BEGIN INFORMATION SHOWN

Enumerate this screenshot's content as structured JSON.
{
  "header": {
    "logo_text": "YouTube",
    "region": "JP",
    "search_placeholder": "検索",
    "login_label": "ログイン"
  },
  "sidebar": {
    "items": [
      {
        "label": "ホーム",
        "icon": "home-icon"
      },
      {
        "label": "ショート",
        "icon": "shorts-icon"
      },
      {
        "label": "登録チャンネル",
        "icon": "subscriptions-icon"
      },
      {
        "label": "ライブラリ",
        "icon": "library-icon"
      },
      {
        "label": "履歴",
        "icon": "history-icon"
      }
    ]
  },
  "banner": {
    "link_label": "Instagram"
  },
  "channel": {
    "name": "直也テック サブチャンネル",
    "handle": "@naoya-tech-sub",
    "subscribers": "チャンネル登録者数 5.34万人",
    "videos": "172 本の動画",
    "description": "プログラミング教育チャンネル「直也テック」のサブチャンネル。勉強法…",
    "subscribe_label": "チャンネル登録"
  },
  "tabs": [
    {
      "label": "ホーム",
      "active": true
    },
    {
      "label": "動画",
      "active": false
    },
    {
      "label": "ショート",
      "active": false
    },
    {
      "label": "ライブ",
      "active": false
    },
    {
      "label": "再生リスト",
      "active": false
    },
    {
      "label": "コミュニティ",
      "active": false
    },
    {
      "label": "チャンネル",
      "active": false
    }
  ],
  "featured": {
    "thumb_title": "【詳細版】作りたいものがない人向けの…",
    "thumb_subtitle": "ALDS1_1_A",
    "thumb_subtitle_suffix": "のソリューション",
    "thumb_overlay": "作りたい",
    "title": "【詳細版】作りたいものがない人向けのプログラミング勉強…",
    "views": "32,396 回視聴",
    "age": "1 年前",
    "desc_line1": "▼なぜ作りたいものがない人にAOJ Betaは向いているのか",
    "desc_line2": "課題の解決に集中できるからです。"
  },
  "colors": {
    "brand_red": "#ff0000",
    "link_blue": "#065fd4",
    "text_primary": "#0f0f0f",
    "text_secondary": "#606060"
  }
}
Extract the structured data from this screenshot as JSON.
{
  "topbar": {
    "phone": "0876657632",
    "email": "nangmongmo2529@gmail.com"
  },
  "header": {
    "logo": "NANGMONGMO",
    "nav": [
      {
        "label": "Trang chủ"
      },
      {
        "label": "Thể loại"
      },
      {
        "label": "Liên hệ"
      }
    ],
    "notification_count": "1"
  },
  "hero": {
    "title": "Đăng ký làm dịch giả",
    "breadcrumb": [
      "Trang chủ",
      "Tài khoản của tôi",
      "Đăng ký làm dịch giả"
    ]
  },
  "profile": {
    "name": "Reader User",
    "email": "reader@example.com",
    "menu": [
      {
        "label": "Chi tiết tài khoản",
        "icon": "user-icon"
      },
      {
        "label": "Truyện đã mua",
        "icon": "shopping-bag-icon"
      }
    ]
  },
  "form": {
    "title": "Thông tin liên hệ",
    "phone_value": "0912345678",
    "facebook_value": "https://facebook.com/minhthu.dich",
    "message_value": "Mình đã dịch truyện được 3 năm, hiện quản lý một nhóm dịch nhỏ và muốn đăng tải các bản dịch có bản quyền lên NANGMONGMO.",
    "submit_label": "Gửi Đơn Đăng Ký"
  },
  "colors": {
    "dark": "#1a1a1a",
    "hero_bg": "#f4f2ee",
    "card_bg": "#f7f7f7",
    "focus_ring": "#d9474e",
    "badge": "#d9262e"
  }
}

END INFORMATION SHOWN

Retype every record above exactly as it appears.

Enumerate this screenshot's content as structured JSON.
{
  "header": {
    "logo_text": "YouTube",
    "region": "JP",
    "search_placeholder": "検索",
    "login_label": "ログイン"
  },
  "sidebar": {
    "items": [
      {
        "label": "ホーム",
        "icon": "home-icon"
      },
      {
        "label": "ショート",
        "icon": "shorts-icon"
      },
      {
        "label": "登録チャンネル",
        "icon": "subscriptions-icon"
      },
      {
        "label": "ライブラリ",
        "icon": "library-icon"
      },
      {
        "label": "履歴",
        "icon": "history-icon"
      }
    ]
  },
  "banner": {
    "link_label": "Instagram"
  },
  "channel": {
    "name": "直也テック サブチャンネル",
    "handle": "@naoya-tech-sub",
    "subscribers": "チャンネル登録者数 5.34万人",
    "videos": "172 本の動画",
    "description": "プログラミング教育チャンネル「直也テック」のサブチャンネル。勉強法…",
    "subscribe_label": "チャンネル登録"
  },
  "tabs": [
    {
      "label": "ホーム",
      "active": true
    },
    {
      "label": "動画",
      "active": false
    },
    {
      "label": "ショート",
      "active": false
    },
    {
      "label": "ライブ",
      "active": false
    },
    {
      "label": "再生リスト",
      "active": false
    },
    {
      "label": "コミュニティ",
      "active": false
    },
    {
      "label": "チャンネル",
      "active": false
    }
  ],
  "featured": {
    "thumb_title": "【詳細版】作りたいものがない人向けの…",
    "thumb_subtitle": "ALDS1_1_A",
    "thumb_subtitle_suffix": "のソリューション",
    "thumb_overlay": "作りたい",
    "title": "【詳細版】作りたいものがない人向けのプログラミング勉強…",
    "views": "32,396 回視聴",
    "age": "1 年前",
    "desc_line1": "▼なぜ作りたいものがない人にAOJ Betaは向いているのか",
    "desc_line2": "課題の解決に集中できるからです。"
  },
  "colors": {
    "brand_red": "#ff0000",
    "link_blue": "#065fd4",
    "text_primary": "#0f0f0f",
    "text_secondary": "#606060"
  }
}
Extract the structured data from this screenshot as JSON.
{
  "topbar": {
    "phone": "0876657632",
    "email": "nangmongmo2529@gmail.com"
  },
  "header": {
    "logo": "NANGMONGMO",
    "nav": [
      {
        "label": "Trang chủ"
      },
      {
        "label": "Thể loại"
      },
      {
        "label": "Liên hệ"
      }
    ],
    "notification_count": "1"
  },
  "hero": {
    "title": "Đăng ký làm dịch giả",
    "breadcrumb": [
      "Trang chủ",
      "Tài khoản của tôi",
      "Đăng ký làm dịch giả"
    ]
  },
  "profile": {
    "name": "Reader User",
    "email": "reader@example.com",
    "menu": [
      {
        "label": "Chi tiết tài khoản",
        "icon": "user-icon"
      },
      {
        "label": "Truyện đã mua",
        "icon": "shopping-bag-icon"
      }
    ]
  },
  "form": {
    "title": "Thông tin liên hệ",
    "phone_value": "0912345678",
    "facebook_value": "https://facebook.com/minhthu.dich",
    "message_value": "Mình đã dịch truyện được 3 năm, hiện quản lý một nhóm dịch nhỏ và muốn đăng tải các bản dịch có bản quyền lên NANGMONGMO.",
    "submit_label": "Gửi Đơn Đăng Ký"
  },
  "colors": {
    "dark": "#1a1a1a",
    "hero_bg": "#f4f2ee",
    "card_bg": "#f7f7f7",
    "focus_ring": "#d9474e",
    "badge": "#d9262e"
  }
}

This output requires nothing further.